### Exercise prompt
From the entries below, copy every line where the string "JSON" appears.

=====

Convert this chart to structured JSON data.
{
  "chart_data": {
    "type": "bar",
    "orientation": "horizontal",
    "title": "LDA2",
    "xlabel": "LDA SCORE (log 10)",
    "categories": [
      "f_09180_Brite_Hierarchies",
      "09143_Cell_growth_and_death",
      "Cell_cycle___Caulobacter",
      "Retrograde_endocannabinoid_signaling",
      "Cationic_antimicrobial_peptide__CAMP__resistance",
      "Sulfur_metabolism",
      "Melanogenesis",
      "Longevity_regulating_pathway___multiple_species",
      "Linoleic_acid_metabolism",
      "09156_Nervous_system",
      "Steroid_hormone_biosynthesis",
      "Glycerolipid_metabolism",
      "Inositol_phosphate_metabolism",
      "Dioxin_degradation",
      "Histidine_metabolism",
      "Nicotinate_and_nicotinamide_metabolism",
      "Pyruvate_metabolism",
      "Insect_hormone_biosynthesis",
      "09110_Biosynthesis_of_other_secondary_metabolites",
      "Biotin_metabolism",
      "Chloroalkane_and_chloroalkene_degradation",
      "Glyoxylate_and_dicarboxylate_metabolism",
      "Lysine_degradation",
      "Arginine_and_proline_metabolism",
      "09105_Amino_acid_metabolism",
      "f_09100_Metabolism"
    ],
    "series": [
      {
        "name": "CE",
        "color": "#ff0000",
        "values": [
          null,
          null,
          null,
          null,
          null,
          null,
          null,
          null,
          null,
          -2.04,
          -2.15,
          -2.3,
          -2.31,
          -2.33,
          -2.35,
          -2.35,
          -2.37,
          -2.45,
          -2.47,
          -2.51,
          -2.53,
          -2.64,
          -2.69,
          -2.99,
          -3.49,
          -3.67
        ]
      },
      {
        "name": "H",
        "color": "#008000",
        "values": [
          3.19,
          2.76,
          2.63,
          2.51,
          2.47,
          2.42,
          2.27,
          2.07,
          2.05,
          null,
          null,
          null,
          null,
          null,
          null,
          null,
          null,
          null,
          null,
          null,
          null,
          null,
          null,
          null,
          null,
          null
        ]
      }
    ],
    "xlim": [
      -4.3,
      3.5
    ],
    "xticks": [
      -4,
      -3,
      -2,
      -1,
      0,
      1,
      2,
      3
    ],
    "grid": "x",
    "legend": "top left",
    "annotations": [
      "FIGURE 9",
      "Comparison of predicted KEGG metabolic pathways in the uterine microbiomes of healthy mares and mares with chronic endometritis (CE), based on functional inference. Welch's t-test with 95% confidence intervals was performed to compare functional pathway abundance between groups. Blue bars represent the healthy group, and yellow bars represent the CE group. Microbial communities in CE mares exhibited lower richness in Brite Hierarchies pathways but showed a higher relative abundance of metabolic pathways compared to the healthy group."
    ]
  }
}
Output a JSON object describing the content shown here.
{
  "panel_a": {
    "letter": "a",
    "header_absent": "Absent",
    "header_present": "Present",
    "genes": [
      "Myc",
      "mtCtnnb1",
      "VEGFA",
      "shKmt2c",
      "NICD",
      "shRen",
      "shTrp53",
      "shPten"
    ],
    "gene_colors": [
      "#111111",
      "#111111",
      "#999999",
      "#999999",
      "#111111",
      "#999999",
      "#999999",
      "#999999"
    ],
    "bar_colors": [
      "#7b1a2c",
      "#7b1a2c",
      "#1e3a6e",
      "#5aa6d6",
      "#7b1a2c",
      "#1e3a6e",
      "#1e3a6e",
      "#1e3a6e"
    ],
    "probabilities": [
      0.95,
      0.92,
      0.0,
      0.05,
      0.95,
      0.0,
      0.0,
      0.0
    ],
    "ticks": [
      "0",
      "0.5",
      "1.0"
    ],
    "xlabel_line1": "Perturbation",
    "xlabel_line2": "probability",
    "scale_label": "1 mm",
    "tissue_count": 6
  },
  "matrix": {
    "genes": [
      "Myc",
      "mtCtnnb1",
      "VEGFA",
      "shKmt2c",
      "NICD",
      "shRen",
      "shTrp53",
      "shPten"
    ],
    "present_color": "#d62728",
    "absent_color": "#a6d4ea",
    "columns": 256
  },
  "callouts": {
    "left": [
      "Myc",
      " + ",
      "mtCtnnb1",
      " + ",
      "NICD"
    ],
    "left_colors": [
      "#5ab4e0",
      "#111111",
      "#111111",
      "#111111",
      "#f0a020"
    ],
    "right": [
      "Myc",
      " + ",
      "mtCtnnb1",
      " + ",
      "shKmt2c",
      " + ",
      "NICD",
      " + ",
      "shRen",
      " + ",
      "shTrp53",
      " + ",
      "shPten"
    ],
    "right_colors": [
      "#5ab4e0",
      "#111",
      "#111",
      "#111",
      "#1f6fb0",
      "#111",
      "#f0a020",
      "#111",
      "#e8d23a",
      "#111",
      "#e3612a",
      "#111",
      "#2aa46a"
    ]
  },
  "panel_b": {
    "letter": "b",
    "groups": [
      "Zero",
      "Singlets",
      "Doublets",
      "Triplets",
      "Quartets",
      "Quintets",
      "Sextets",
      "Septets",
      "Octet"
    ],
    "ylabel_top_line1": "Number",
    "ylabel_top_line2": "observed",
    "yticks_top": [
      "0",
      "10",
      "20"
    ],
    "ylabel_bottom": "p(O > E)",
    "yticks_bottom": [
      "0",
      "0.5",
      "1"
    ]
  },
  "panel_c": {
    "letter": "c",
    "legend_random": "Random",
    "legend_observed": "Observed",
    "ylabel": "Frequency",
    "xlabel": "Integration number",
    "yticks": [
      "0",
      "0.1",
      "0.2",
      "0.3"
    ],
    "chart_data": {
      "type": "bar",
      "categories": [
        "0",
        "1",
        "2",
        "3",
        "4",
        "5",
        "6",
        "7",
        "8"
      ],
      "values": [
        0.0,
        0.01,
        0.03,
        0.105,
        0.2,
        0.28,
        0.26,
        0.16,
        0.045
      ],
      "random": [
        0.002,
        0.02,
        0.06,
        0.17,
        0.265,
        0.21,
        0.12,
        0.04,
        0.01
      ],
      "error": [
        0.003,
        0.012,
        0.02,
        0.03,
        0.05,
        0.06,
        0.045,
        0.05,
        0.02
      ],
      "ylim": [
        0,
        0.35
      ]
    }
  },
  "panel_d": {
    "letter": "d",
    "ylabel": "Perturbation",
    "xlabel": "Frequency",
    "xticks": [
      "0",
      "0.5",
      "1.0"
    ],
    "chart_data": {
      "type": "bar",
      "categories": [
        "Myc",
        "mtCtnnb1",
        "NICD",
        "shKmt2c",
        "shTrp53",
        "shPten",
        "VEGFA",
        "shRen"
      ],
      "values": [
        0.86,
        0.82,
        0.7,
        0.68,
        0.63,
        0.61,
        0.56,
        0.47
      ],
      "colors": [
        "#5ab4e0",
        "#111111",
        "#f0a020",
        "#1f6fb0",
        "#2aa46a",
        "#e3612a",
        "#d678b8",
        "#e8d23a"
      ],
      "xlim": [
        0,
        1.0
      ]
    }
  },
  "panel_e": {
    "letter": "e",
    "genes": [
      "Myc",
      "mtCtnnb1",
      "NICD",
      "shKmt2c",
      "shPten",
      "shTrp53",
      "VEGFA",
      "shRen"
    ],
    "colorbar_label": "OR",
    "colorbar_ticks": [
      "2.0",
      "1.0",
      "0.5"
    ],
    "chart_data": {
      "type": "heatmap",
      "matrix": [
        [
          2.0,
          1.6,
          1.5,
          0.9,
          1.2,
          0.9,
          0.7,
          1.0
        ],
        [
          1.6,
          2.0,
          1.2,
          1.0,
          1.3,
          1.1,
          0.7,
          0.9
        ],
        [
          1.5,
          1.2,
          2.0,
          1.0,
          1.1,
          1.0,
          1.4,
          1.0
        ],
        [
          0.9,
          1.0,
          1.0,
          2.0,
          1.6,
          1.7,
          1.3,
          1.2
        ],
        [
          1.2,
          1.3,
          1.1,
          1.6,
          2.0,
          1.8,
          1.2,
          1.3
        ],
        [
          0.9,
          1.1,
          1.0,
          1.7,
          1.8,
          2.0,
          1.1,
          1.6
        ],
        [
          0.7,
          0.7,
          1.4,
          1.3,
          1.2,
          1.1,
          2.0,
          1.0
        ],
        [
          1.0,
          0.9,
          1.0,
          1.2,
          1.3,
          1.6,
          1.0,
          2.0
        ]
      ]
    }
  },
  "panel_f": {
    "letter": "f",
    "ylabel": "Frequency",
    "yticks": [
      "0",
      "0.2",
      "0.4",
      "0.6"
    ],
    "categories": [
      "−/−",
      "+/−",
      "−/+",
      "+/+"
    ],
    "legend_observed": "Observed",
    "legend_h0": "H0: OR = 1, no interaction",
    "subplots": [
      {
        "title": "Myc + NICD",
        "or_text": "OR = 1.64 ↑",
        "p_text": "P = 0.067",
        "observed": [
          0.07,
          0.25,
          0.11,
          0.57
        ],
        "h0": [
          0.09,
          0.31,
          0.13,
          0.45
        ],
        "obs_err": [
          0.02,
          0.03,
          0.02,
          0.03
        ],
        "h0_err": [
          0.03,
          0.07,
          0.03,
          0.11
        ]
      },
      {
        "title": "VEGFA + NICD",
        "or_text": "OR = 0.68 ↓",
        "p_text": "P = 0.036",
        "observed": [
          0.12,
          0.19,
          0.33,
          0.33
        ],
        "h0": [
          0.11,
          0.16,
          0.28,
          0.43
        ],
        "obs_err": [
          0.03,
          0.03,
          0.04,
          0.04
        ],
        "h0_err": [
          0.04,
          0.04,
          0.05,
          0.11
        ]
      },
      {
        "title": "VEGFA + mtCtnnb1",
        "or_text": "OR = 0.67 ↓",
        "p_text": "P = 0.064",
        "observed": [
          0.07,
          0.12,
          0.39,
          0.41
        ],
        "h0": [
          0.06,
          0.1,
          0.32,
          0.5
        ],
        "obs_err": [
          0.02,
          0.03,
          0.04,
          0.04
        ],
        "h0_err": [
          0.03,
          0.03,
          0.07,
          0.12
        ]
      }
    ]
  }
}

=====

### Response box
Convert this chart to structured JSON data.
Output a JSON object describing the content shown here.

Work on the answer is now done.